GIVEN PROBLEM
Below are some records: retype them all exactly, but not the pictures.

Dataset records
=-=-=-=-=

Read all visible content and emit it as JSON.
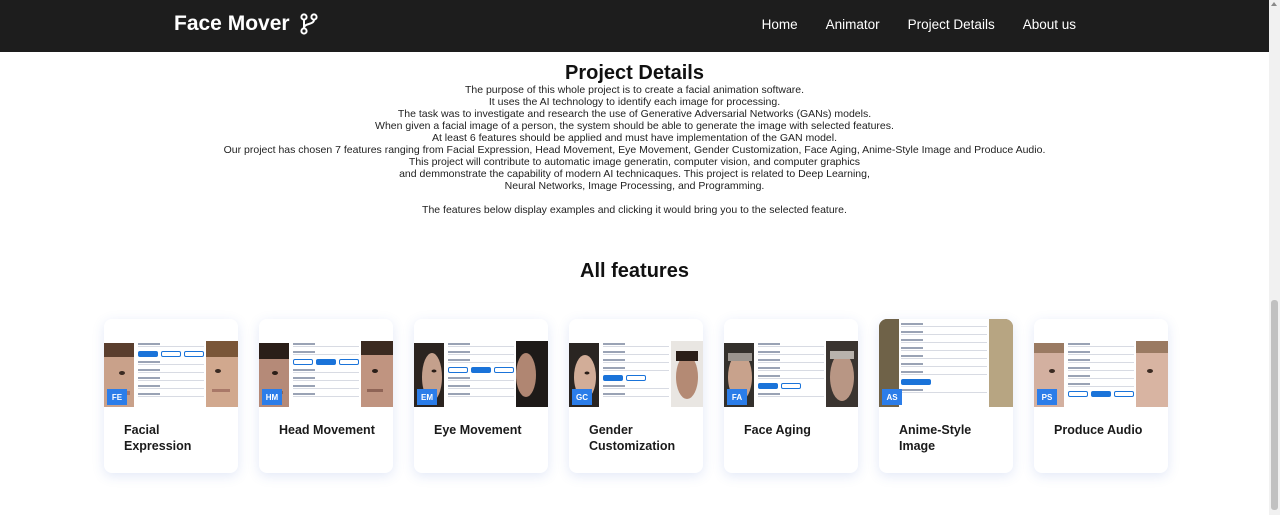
{
  "navbar": {
    "brand": "Face Mover",
    "brand_icon": "git-fork-icon",
    "links": [
      "Home",
      "Animator",
      "Project Details",
      "About us"
    ]
  },
  "details": {
    "title": "Project Details",
    "lines": [
      "The purpose of this whole project is to create a facial animation software.",
      "It uses the AI technology to identify each image for processing.",
      "The task was to investigate and research the use of Generative Adversarial Networks (GANs) models.",
      "When given a facial image of a person, the system should be able to generate the image with selected features.",
      "At least 6 features should be applied and must have implementation of the GAN model.",
      "Our project has chosen 7 features ranging from Facial Expression, Head Movement, Eye Movement, Gender Customization, Face Aging, Anime-Style Image and Produce Audio.",
      "This project will contribute to automatic image generatin, computer vision, and computer graphics",
      "and demmonstrate the capability of modern AI technicaques. This project is related to Deep Learning,",
      "Neural Networks, Image Processing, and Programming."
    ],
    "note": "The features below display examples and clicking it would bring you to the selected feature."
  },
  "features": {
    "title": "All features",
    "cards": [
      {
        "abbr": "FE",
        "label": "Facial Expression"
      },
      {
        "abbr": "HM",
        "label": "Head Movement"
      },
      {
        "abbr": "EM",
        "label": "Eye Movement"
      },
      {
        "abbr": "GC",
        "label": "Gender Customization"
      },
      {
        "abbr": "FA",
        "label": "Face Aging"
      },
      {
        "abbr": "AS",
        "label": "Anime-Style Image"
      },
      {
        "abbr": "PS",
        "label": "Produce Audio"
      }
    ]
  },
  "colors": {
    "navbar_bg": "#1d1d1d",
    "accent": "#2b7de9"
  }
}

=-=-=-=-=

FULL ANSWER
Read all visible content and emit it as JSON.
{
  "navbar": {
    "brand": "Face Mover",
    "brand_icon": "git-fork-icon",
    "links": [
      "Home",
      "Animator",
      "Project Details",
      "About us"
    ]
  },
  "details": {
    "title": "Project Details",
    "lines": [
      "The purpose of this whole project is to create a facial animation software.",
      "It uses the AI technology to identify each image for processing.",
      "The task was to investigate and research the use of Generative Adversarial Networks (GANs) models.",
      "When given a facial image of a person, the system should be able to generate the image with selected features.",
      "At least 6 features should be applied and must have implementation of the GAN model.",
      "Our project has chosen 7 features ranging from Facial Expression, Head Movement, Eye Movement, Gender Customization, Face Aging, Anime-Style Image and Produce Audio.",
      "This project will contribute to automatic image generatin, computer vision, and computer graphics",
      "and demmonstrate the capability of modern AI technicaques. This project is related to Deep Learning,",
      "Neural Networks, Image Processing, and Programming."
    ],
    "note": "The features below display examples and clicking it would bring you to the selected feature."
  },
  "features": {
    "title": "All features",
    "cards": [
      {
        "abbr": "FE",
        "label": "Facial Expression"
      },
      {
        "abbr": "HM",
        "label": "Head Movement"
      },
      {
        "abbr": "EM",
        "label": "Eye Movement"
      },
      {
        "abbr": "GC",
        "label": "Gender Customization"
      },
      {
        "abbr": "FA",
        "label": "Face Aging"
      },
      {
        "abbr": "AS",
        "label": "Anime-Style Image"
      },
      {
        "abbr": "PS",
        "label": "Produce Audio"
      }
    ]
  },
  "colors": {
    "navbar_bg": "#1d1d1d",
    "accent": "#2b7de9"
  }
}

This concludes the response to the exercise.